* start Text excerpt *
Tag Archives: kuala lumpur

Up, up and away

12 May

Walking…so much walking…

Went off to the Petronas Towers yesterday to go and get tickets for the Skybridge so splashed around Kuala Lumpur and found this nestled between the skyscrapers on the way to the train station

We got the train to KLCC – a clean, airconditioned journey that would put the Tube to shame – but found that the tickets had already gone so had to book in for the next day instead. We had lunch and I unfortunately had a toilet drama whilst in the shopping centre…went to the loo and of course, they had three toilets for women on the whole of the ground floor. So there was a massive queue as usual. A cleaner came in and opened a fourth one, but it was a squat toilet and no one wanted to use it, prefering the three western toilets. It finally became my turn…only I found that the woman in front of me left the seat up because she had put her feet on the bowl and squatted over the toilet?? Why not just use the squat toilet in the first place? Anyway, I used the loo and stood up, only to realise that it was an automatic flushing type. It flushed and I had one more piece of paper to put in the bowl, so I sat back down again. Nothing happened. I tried waving my hand in front of the sensor…nothing happened. I noticed there was a knob next to the loo so thought it must be the manual override for the loo so turned it. A massive jet of water shot out, at waist height (what on earth could that be for washing?!), soaking the cubicle and me from chest to knee. I tried mopping it up as best I could but eventually had to do the walk of shame past thirty smirking Malay women who were waiting for the toilet, dripping wet and blushing furiously, so I could wash my hands with my best ‘I totally meant to do that’ face on. Craig thought I had fallen in when I got back to the restaurant!

Once I’d dried out, whilst we were in the area, we stopped off at the aquarium to have a look at the cool fishes

It was really well set out and had loads of amazing exhibits, including a walkway underneath the aquarium like the Sealife Centre in Birmingham, with huge sharks, turtles and manta rays. We spent a couple of hours there, and then went to the cinema to see Safe as it was the only thing on at the time. We went to see The Advengers the other day which was fairly harmless and amusing, but this was very violent and I spent most of it watching through my fingers. It was a good story but I didn’t want to have nightmares :D We wandered off towards home to get some proper Indonesian food (having succumbed once more to junk food – this time Pizza Hut. And I wonder why I haven’t lost any weight :I) but ended up getting massively lost. We were literally on our last legs when Craig spotted this place in the middle of a carpark for an insurance firm

It led to a long tunnel past signs for banquet halls which made us think perhaps it wasn’t a restaurant, but we got to the end of the tunnel and found the most gorgeous place to eat

It was an Indian restaurant and had a live sitar band and the food was served on banana leaf plates

It was so delicious. If anyone’s over this way soon, make sure you visit it – it’s called  A Passage Through India but I couldn’t describe where it was to be honest! Such a lovely meal. We promised ourselves we would definitely try Malaysian food the next day…

But first we wanted to go to the canopy walk in the nearby forest reserve. We thought we’d get breakfast on the way, but got the station far sooner than we thought so we just got the train (with complicated instructions from the staff about how many changes we needed to make). These turned out to be for the city forest, not FRIM like we asked, and the train system here is so complicated – there are three types of train and some stations have all of them, some two and some one – we gave up and got a taxi. The taxi driver told us off and said it was much cheaper to get the bus, d’oh!
* end Text excerpt *
* start Given information *
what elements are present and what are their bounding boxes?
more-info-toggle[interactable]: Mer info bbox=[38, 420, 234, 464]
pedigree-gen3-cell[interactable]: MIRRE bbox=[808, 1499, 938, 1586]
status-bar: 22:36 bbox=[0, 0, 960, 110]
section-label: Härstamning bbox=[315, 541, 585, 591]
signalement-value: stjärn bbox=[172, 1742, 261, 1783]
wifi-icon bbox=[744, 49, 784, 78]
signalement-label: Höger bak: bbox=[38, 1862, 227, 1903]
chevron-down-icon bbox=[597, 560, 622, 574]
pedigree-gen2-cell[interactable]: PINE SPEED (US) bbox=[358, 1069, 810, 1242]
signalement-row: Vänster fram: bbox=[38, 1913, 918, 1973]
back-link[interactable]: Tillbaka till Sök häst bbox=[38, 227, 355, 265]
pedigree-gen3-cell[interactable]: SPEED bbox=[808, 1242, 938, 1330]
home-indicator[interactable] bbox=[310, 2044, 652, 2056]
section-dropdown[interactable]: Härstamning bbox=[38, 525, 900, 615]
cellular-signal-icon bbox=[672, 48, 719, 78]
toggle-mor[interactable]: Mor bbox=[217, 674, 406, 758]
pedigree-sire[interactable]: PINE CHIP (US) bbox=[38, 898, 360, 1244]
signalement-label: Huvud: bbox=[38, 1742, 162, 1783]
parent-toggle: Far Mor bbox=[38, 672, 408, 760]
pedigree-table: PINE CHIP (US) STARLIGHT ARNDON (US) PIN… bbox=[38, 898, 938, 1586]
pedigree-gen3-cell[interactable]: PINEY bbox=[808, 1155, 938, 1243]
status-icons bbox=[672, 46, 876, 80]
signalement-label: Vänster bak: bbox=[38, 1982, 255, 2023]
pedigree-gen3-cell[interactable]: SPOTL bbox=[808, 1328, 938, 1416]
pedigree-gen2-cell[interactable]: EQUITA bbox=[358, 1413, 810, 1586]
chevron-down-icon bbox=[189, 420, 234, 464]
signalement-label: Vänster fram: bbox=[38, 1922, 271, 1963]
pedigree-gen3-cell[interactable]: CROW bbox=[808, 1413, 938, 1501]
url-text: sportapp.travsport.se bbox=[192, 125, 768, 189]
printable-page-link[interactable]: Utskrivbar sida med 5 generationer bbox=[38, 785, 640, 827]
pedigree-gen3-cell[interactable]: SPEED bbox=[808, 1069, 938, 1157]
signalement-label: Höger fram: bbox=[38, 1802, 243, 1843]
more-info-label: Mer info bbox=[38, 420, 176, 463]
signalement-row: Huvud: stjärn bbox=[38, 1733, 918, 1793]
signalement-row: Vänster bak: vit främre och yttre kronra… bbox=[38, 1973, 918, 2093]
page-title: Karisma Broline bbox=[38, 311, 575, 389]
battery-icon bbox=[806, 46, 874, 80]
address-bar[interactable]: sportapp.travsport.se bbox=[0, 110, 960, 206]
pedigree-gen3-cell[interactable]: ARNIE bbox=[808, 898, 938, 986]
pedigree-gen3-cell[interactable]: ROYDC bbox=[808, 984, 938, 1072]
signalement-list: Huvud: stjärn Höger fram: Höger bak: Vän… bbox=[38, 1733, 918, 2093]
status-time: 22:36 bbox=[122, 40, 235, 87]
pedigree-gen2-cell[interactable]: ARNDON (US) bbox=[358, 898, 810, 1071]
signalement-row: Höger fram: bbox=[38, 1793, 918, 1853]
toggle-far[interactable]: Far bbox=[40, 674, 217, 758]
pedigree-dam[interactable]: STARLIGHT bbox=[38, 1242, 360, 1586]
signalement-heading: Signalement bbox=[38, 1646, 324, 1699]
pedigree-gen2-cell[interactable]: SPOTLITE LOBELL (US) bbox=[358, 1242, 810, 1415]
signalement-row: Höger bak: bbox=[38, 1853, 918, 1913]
* end Given information *
- **What to do**
Rewrite the passage of the Kuala Lumpur travel post that starts with "But first we" and ends with "the bus, d’oh!", putting "cab" in place of "taxi". The records are material separate from the travel post.

- **Output for this exercise**
But first we wanted to go to the canopy walk in the nearby forest reserve. We thought we’d get breakfast on the way, but got the station far sooner than we thought so we just got the train (with complicated instructions from the staff about how many changes we needed to make). These turned out to be for the city forest, not FRIM like we asked, and the train system here is so complicated – there are three types of train and some stations have all of them, some two and some one – we gave up and got a cab. The cab driver told us off and said it was much cheaper to get the bus, d’oh!